→ **À produire**: Réécrivez le passage du texte sur les batteries qui va de « Comment pourra‑t‑on produire, en » jusqu'à « volumes et expérience). », en remplaçant « Europe » par « Amérique du Nord ».

→ **Source**:
──────
D’où vont venir les matières premières pour fabriquer les batteries européennes?
Dans le monde, le marché de l’automobile évolue rapidement. La part des véhicules équipés de moteurs électriques qui est d’environ 8 % des ventes de voitures neuves en 2022 (source Agence Internationale de l'Energie, AIE) devrait passer à 35 % en 2030. En Union européenne, du fait de la règlementation interdisant les ventes de véhicules à moteur à combustion en 2035 (sauf propulsé par du e‑fuel), cette proportion passerait de 12 % à 73 % ! Les batteries des véhicules électriques sont constituées de cellules, assemblées en modules puis en packs, formant le système de batterie. La plupart des constructeurs automobiles sont intégrés jusqu'au niveau du module ou du pack, mais sous‑traitent la production de la cellule à des groupes spécialisés (Panasonic, Samsung/SDI, CATL, LG Chem, Northvolt, etc.)
Comment pourra‑t‑on produire, en Europe, plus de 15 millions de batteries dans 12 ans ?
Qui va les fournir ?
En 2020, les 5 premiers fabricants de cellules de batterie se partageaient 83 % du marché mondial (source : Goldman Sachs) et les fabricants chinois produisaient près de 60 % des batteries des voitures électriques assemblées en Europe. Ceux‑ci disposent d'un avantage en termes de coûts de fabrication de l'ordre de 20 à 25 % (grands volumes et expérience).
Quels types de technologies de batterie vont être adoptés ?
──────
→ **Section des données**:
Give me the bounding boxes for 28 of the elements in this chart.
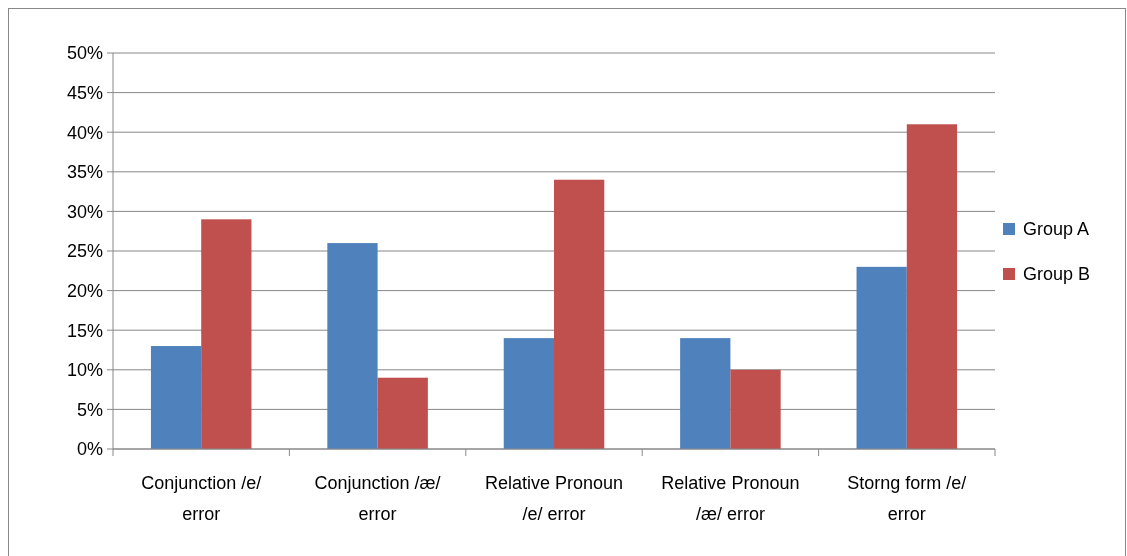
bar (906, 124, 958, 449)
bar (554, 179, 605, 449)
legend-label: Group B (1023, 264, 1091, 285)
y-tick-label: 50% (66, 43, 103, 64)
y-tick-label: 40% (66, 122, 103, 143)
bar (856, 266, 907, 449)
y-tick-label: 15% (66, 320, 103, 341)
bar (680, 338, 731, 449)
bar (150, 346, 202, 449)
y-tick-label: 0% (76, 439, 103, 460)
y-tick-label: 35% (66, 162, 103, 183)
y-tick-label: 20% (66, 280, 103, 301)
bar (201, 219, 252, 449)
x-tick-label: Conjunction /æ/ error (314, 473, 441, 524)
y-tick-label: 10% (66, 360, 103, 381)
bar (730, 369, 781, 449)
y-tick-label: 45% (66, 82, 103, 103)
x-tick-label: Storng form /e/ error (847, 473, 967, 524)
x-tick-label: Relative Pronoun /e/ error (484, 473, 624, 524)
bar (503, 338, 554, 449)
y-tick-label: 30% (66, 201, 103, 222)
y-tick-label: 25% (66, 241, 103, 262)
bar (327, 243, 378, 449)
legend-label: Group A (1023, 219, 1090, 240)
bar (377, 377, 428, 449)
y-tick-label: 5% (76, 399, 103, 420)
x-tick-label: Relative Pronoun /æ/ error (661, 473, 800, 524)
x-tick-label: Conjunction /e/ error (141, 473, 262, 524)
──────
→ **Réponse complète**:
Comment pourra‑t‑on produire, en Amérique du Nord, plus de 15 millions de batteries dans 12 ans ?
Qui va les fournir ?
En 2020, les 5 premiers fabricants de cellules de batterie se partageaient 83 % du marché mondial (source : Goldman Sachs) et les fabricants chinois produisaient près de 60 % des batteries des voitures électriques assemblées en Amérique du Nord. Ceux‑ci disposent d'un avantage en termes de coûts de fabrication de l'ordre de 20 à 25 % (grands volumes et expérience).